- _Exercise directions_:
Reproduce the records exactly.

- _Provided entries_:
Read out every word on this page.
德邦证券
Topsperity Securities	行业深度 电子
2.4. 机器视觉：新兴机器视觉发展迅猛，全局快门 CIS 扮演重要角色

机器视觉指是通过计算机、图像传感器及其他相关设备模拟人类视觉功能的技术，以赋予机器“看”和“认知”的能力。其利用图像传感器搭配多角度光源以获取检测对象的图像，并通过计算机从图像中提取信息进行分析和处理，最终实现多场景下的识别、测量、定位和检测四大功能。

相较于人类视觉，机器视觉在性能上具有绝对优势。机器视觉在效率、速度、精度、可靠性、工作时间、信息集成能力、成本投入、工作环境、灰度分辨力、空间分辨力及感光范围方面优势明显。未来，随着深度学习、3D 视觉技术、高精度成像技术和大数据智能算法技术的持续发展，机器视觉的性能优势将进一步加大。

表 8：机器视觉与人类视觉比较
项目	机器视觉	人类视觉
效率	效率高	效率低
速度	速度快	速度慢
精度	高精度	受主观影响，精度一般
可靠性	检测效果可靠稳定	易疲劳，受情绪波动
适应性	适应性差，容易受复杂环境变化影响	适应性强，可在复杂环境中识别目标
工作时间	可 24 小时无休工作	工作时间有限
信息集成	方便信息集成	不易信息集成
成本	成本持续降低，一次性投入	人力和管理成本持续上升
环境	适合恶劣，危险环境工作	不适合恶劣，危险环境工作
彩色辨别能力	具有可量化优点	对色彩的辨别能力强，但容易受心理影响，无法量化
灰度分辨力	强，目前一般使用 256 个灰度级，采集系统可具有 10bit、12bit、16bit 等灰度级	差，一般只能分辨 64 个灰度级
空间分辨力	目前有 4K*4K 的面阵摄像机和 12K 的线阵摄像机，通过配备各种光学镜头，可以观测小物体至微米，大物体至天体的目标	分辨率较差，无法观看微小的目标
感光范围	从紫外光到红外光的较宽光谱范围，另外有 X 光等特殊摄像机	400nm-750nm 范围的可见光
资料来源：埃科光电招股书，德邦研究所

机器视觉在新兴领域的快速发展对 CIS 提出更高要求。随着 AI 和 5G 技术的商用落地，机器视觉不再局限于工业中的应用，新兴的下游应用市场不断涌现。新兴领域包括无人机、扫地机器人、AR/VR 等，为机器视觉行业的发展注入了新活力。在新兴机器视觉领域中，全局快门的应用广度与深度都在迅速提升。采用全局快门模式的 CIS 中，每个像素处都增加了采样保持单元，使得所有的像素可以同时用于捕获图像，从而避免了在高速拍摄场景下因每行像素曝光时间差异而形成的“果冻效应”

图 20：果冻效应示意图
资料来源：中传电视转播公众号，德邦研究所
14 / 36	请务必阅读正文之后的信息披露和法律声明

- _Task output_:
Read out every word on this page.
德邦证券
Topsperity Securities	行业深度 电子
2.4. 机器视觉：新兴机器视觉发展迅猛，全局快门 CIS 扮演重要角色

机器视觉指是通过计算机、图像传感器及其他相关设备模拟人类视觉功能的技术，以赋予机器“看”和“认知”的能力。其利用图像传感器搭配多角度光源以获取检测对象的图像，并通过计算机从图像中提取信息进行分析和处理，最终实现多场景下的识别、测量、定位和检测四大功能。

相较于人类视觉，机器视觉在性能上具有绝对优势。机器视觉在效率、速度、精度、可靠性、工作时间、信息集成能力、成本投入、工作环境、灰度分辨力、空间分辨力及感光范围方面优势明显。未来，随着深度学习、3D 视觉技术、高精度成像技术和大数据智能算法技术的持续发展，机器视觉的性能优势将进一步加大。

表 8：机器视觉与人类视觉比较
项目	机器视觉	人类视觉
效率	效率高	效率低
速度	速度快	速度慢
精度	高精度	受主观影响，精度一般
可靠性	检测效果可靠稳定	易疲劳，受情绪波动
适应性	适应性差，容易受复杂环境变化影响	适应性强，可在复杂环境中识别目标
工作时间	可 24 小时无休工作	工作时间有限
信息集成	方便信息集成	不易信息集成
成本	成本持续降低，一次性投入	人力和管理成本持续上升
环境	适合恶劣，危险环境工作	不适合恶劣，危险环境工作
彩色辨别能力	具有可量化优点	对色彩的辨别能力强，但容易受心理影响，无法量化
灰度分辨力	强，目前一般使用 256 个灰度级，采集系统可具有 10bit、12bit、16bit 等灰度级	差，一般只能分辨 64 个灰度级
空间分辨力	目前有 4K*4K 的面阵摄像机和 12K 的线阵摄像机，通过配备各种光学镜头，可以观测小物体至微米，大物体至天体的目标	分辨率较差，无法观看微小的目标
感光范围	从紫外光到红外光的较宽光谱范围，另外有 X 光等特殊摄像机	400nm-750nm 范围的可见光
资料来源：埃科光电招股书，德邦研究所

机器视觉在新兴领域的快速发展对 CIS 提出更高要求。随着 AI 和 5G 技术的商用落地，机器视觉不再局限于工业中的应用，新兴的下游应用市场不断涌现。新兴领域包括无人机、扫地机器人、AR/VR 等，为机器视觉行业的发展注入了新活力。在新兴机器视觉领域中，全局快门的应用广度与深度都在迅速提升。采用全局快门模式的 CIS 中，每个像素处都增加了采样保持单元，使得所有的像素可以同时用于捕获图像，从而避免了在高速拍摄场景下因每行像素曝光时间差异而形成的“果冻效应”

图 20：果冻效应示意图
资料来源：中传电视转播公众号，德邦研究所
14 / 36	请务必阅读正文之后的信息披露和法律声明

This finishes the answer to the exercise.